start

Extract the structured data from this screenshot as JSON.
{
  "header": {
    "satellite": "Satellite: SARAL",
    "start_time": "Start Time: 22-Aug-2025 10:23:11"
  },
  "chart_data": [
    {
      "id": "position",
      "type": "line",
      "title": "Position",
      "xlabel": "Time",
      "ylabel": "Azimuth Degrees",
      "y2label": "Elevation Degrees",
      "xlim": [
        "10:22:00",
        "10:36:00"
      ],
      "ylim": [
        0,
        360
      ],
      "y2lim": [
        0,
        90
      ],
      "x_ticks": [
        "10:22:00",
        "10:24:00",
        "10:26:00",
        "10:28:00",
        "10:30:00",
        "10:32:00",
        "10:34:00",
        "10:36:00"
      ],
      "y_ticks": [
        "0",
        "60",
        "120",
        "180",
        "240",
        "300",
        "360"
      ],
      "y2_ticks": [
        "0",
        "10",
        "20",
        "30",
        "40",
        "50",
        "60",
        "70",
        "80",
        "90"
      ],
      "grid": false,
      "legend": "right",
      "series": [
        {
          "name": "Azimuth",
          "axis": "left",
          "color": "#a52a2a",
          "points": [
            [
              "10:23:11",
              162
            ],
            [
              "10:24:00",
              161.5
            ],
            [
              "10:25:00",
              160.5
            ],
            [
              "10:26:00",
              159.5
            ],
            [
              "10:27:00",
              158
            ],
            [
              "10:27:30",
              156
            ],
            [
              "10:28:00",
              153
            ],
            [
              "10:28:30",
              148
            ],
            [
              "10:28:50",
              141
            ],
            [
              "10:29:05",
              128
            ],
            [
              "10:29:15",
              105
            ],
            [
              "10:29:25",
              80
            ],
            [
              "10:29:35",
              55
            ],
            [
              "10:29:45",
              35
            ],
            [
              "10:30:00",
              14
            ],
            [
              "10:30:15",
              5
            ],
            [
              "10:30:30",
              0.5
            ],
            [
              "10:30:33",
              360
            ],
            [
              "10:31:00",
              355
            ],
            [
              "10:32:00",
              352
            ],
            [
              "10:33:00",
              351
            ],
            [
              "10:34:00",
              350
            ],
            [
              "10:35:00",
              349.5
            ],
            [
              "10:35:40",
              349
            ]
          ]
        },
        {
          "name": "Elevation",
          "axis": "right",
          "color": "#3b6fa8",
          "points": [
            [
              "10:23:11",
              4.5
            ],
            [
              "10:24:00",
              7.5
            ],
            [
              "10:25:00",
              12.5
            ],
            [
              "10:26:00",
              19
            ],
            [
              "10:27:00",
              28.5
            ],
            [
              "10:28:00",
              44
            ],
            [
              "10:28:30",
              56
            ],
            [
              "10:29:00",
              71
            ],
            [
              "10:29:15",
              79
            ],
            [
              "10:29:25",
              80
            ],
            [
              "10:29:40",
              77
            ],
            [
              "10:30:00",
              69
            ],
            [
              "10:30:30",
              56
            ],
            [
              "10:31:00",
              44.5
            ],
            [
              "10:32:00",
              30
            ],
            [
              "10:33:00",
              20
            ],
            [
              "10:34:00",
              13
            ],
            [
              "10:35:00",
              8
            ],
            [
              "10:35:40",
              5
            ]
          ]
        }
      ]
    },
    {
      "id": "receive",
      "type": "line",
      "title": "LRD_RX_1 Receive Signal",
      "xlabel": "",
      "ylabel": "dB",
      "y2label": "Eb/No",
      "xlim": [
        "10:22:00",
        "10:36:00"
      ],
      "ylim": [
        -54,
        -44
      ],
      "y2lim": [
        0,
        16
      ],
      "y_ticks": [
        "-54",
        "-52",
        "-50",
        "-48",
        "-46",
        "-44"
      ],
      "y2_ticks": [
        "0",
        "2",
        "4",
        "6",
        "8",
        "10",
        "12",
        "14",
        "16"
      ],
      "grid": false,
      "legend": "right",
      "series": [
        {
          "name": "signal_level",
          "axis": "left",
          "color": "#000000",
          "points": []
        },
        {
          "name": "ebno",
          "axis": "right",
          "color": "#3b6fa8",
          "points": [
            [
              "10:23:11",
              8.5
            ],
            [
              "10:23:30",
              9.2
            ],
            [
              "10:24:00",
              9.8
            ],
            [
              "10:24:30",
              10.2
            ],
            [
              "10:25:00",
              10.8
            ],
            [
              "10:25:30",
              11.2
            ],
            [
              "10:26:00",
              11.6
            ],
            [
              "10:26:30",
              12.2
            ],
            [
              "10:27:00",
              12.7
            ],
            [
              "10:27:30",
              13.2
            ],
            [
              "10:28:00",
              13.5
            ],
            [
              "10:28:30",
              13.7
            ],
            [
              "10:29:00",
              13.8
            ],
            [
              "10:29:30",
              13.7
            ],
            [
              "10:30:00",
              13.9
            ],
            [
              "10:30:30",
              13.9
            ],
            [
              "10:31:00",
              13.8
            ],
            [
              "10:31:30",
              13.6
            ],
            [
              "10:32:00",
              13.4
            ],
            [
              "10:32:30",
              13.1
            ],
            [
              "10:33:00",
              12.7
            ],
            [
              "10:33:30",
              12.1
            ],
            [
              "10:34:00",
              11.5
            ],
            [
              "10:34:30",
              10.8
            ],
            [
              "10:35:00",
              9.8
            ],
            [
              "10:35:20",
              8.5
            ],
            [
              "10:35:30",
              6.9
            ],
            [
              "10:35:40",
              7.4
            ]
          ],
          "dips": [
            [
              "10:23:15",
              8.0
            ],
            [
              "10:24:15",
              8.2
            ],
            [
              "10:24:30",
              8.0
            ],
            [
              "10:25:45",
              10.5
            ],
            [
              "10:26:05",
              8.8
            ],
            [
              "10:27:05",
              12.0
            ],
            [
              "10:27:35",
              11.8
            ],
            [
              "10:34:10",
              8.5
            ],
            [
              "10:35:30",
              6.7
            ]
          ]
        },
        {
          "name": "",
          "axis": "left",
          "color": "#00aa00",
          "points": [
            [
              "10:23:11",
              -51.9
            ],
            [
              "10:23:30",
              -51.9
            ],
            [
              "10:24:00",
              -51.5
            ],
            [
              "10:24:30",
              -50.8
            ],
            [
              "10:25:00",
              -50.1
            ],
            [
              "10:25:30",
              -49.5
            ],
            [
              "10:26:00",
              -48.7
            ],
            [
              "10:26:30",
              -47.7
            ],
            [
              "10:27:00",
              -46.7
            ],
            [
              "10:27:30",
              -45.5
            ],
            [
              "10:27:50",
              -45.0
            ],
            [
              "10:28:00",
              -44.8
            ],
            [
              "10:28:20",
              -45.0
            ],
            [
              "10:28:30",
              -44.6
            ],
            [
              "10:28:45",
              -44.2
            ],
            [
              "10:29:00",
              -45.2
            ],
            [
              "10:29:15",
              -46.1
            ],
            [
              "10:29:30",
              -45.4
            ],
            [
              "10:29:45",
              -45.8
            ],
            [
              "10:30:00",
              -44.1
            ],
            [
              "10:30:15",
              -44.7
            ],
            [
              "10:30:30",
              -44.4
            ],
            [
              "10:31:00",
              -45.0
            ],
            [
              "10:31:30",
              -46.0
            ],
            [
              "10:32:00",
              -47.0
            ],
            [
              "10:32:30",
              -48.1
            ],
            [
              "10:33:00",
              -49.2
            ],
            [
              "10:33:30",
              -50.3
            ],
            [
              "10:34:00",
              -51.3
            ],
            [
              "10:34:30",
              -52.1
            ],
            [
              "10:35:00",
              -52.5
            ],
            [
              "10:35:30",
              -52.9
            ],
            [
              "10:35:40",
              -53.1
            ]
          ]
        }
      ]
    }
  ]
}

end

*Requirement*.
Every record shown above must be echoed exactly.

*Reply*.
Extract the structured data from this screenshot as JSON.
{
  "header": {
    "satellite": "Satellite: SARAL",
    "start_time": "Start Time: 22-Aug-2025 10:23:11"
  },
  "chart_data": [
    {
      "id": "position",
      "type": "line",
      "title": "Position",
      "xlabel": "Time",
      "ylabel": "Azimuth Degrees",
      "y2label": "Elevation Degrees",
      "xlim": [
        "10:22:00",
        "10:36:00"
      ],
      "ylim": [
        0,
        360
      ],
      "y2lim": [
        0,
        90
      ],
      "x_ticks": [
        "10:22:00",
        "10:24:00",
        "10:26:00",
        "10:28:00",
        "10:30:00",
        "10:32:00",
        "10:34:00",
        "10:36:00"
      ],
      "y_ticks": [
        "0",
        "60",
        "120",
        "180",
        "240",
        "300",
        "360"
      ],
      "y2_ticks": [
        "0",
        "10",
        "20",
        "30",
        "40",
        "50",
        "60",
        "70",
        "80",
        "90"
      ],
      "grid": false,
      "legend": "right",
      "series": [
        {
          "name": "Azimuth",
          "axis": "left",
          "color": "#a52a2a",
          "points": [
            [
              "10:23:11",
              162
            ],
            [
              "10:24:00",
              161.5
            ],
            [
              "10:25:00",
              160.5
            ],
            [
              "10:26:00",
              159.5
            ],
            [
              "10:27:00",
              158
            ],
            [
              "10:27:30",
              156
            ],
            [
              "10:28:00",
              153
            ],
            [
              "10:28:30",
              148
            ],
            [
              "10:28:50",
              141
            ],
            [
              "10:29:05",
              128
            ],
            [
              "10:29:15",
              105
            ],
            [
              "10:29:25",
              80
            ],
            [
              "10:29:35",
              55
            ],
            [
              "10:29:45",
              35
            ],
            [
              "10:30:00",
              14
            ],
            [
              "10:30:15",
              5
            ],
            [
              "10:30:30",
              0.5
            ],
            [
              "10:30:33",
              360
            ],
            [
              "10:31:00",
              355
            ],
            [
              "10:32:00",
              352
            ],
            [
              "10:33:00",
              351
            ],
            [
              "10:34:00",
              350
            ],
            [
              "10:35:00",
              349.5
            ],
            [
              "10:35:40",
              349
            ]
          ]
        },
        {
          "name": "Elevation",
          "axis": "right",
          "color": "#3b6fa8",
          "points": [
            [
              "10:23:11",
              4.5
            ],
            [
              "10:24:00",
              7.5
            ],
            [
              "10:25:00",
              12.5
            ],
            [
              "10:26:00",
              19
            ],
            [
              "10:27:00",
              28.5
            ],
            [
              "10:28:00",
              44
            ],
            [
              "10:28:30",
              56
            ],
            [
              "10:29:00",
              71
            ],
            [
              "10:29:15",
              79
            ],
            [
              "10:29:25",
              80
            ],
            [
              "10:29:40",
              77
            ],
            [
              "10:30:00",
              69
            ],
            [
              "10:30:30",
              56
            ],
            [
              "10:31:00",
              44.5
            ],
            [
              "10:32:00",
              30
            ],
            [
              "10:33:00",
              20
            ],
            [
              "10:34:00",
              13
            ],
            [
              "10:35:00",
              8
            ],
            [
              "10:35:40",
              5
            ]
          ]
        }
      ]
    },
    {
      "id": "receive",
      "type": "line",
      "title": "LRD_RX_1 Receive Signal",
      "xlabel": "",
      "ylabel": "dB",
      "y2label": "Eb/No",
      "xlim": [
        "10:22:00",
        "10:36:00"
      ],
      "ylim": [
        -54,
        -44
      ],
      "y2lim": [
        0,
        16
      ],
      "y_ticks": [
        "-54",
        "-52",
        "-50",
        "-48",
        "-46",
        "-44"
      ],
      "y2_ticks": [
        "0",
        "2",
        "4",
        "6",
        "8",
        "10",
        "12",
        "14",
        "16"
      ],
      "grid": false,
      "legend": "right",
      "series": [
        {
          "name": "signal_level",
          "axis": "left",
          "color": "#000000",
          "points": []
        },
        {
          "name": "ebno",
          "axis": "right",
          "color": "#3b6fa8",
          "points": [
            [
              "10:23:11",
              8.5
            ],
            [
              "10:23:30",
              9.2
            ],
            [
              "10:24:00",
              9.8
            ],
            [
              "10:24:30",
              10.2
            ],
            [
              "10:25:00",
              10.8
            ],
            [
              "10:25:30",
              11.2
            ],
            [
              "10:26:00",
              11.6
            ],
            [
              "10:26:30",
              12.2
            ],
            [
              "10:27:00",
              12.7
            ],
            [
              "10:27:30",
              13.2
            ],
            [
              "10:28:00",
              13.5
            ],
            [
              "10:28:30",
              13.7
            ],
            [
              "10:29:00",
              13.8
            ],
            [
              "10:29:30",
              13.7
            ],
            [
              "10:30:00",
              13.9
            ],
            [
              "10:30:30",
              13.9
            ],
            [
              "10:31:00",
              13.8
            ],
            [
              "10:31:30",
              13.6
            ],
            [
              "10:32:00",
              13.4
            ],
            [
              "10:32:30",
              13.1
            ],
            [
              "10:33:00",
              12.7
            ],
            [
              "10:33:30",
              12.1
            ],
            [
              "10:34:00",
              11.5
            ],
            [
              "10:34:30",
              10.8
            ],
            [
              "10:35:00",
              9.8
            ],
            [
              "10:35:20",
              8.5
            ],
            [
              "10:35:30",
              6.9
            ],
            [
              "10:35:40",
              7.4
            ]
          ],
          "dips": [
            [
              "10:23:15",
              8.0
            ],
            [
              "10:24:15",
              8.2
            ],
            [
              "10:24:30",
              8.0
            ],
            [
              "10:25:45",
              10.5
            ],
            [
              "10:26:05",
              8.8
            ],
            [
              "10:27:05",
              12.0
            ],
            [
              "10:27:35",
              11.8
            ],
            [
              "10:34:10",
              8.5
            ],
            [
              "10:35:30",
              6.7
            ]
          ]
        },
        {
          "name": "",
          "axis": "left",
          "color": "#00aa00",
          "points": [
            [
              "10:23:11",
              -51.9
            ],
            [
              "10:23:30",
              -51.9
            ],
            [
              "10:24:00",
              -51.5
            ],
            [
              "10:24:30",
              -50.8
            ],
            [
              "10:25:00",
              -50.1
            ],
            [
              "10:25:30",
              -49.5
            ],
            [
              "10:26:00",
              -48.7
            ],
            [
              "10:26:30",
              -47.7
            ],
            [
              "10:27:00",
              -46.7
            ],
            [
              "10:27:30",
              -45.5
            ],
            [
              "10:27:50",
              -45.0
            ],
            [
              "10:28:00",
              -44.8
            ],
            [
              "10:28:20",
              -45.0
            ],
            [
              "10:28:30",
              -44.6
            ],
            [
              "10:28:45",
              -44.2
            ],
            [
              "10:29:00",
              -45.2
            ],
            [
              "10:29:15",
              -46.1
            ],
            [
              "10:29:30",
              -45.4
            ],
            [
              "10:29:45",
              -45.8
            ],
            [
              "10:30:00",
              -44.1
            ],
            [
              "10:30:15",
              -44.7
            ],
            [
              "10:30:30",
              -44.4
            ],
            [
              "10:31:00",
              -45.0
            ],
            [
              "10:31:30",
              -46.0
            ],
            [
              "10:32:00",
              -47.0
            ],
            [
              "10:32:30",
              -48.1
            ],
            [
              "10:33:00",
              -49.2
            ],
            [
              "10:33:30",
              -50.3
            ],
            [
              "10:34:00",
              -51.3
            ],
            [
              "10:34:30",
              -52.1
            ],
            [
              "10:35:00",
              -52.5
            ],
            [
              "10:35:30",
              -52.9
            ],
            [
              "10:35:40",
              -53.1
            ]
          ]
        }
      ]
    }
  ]
}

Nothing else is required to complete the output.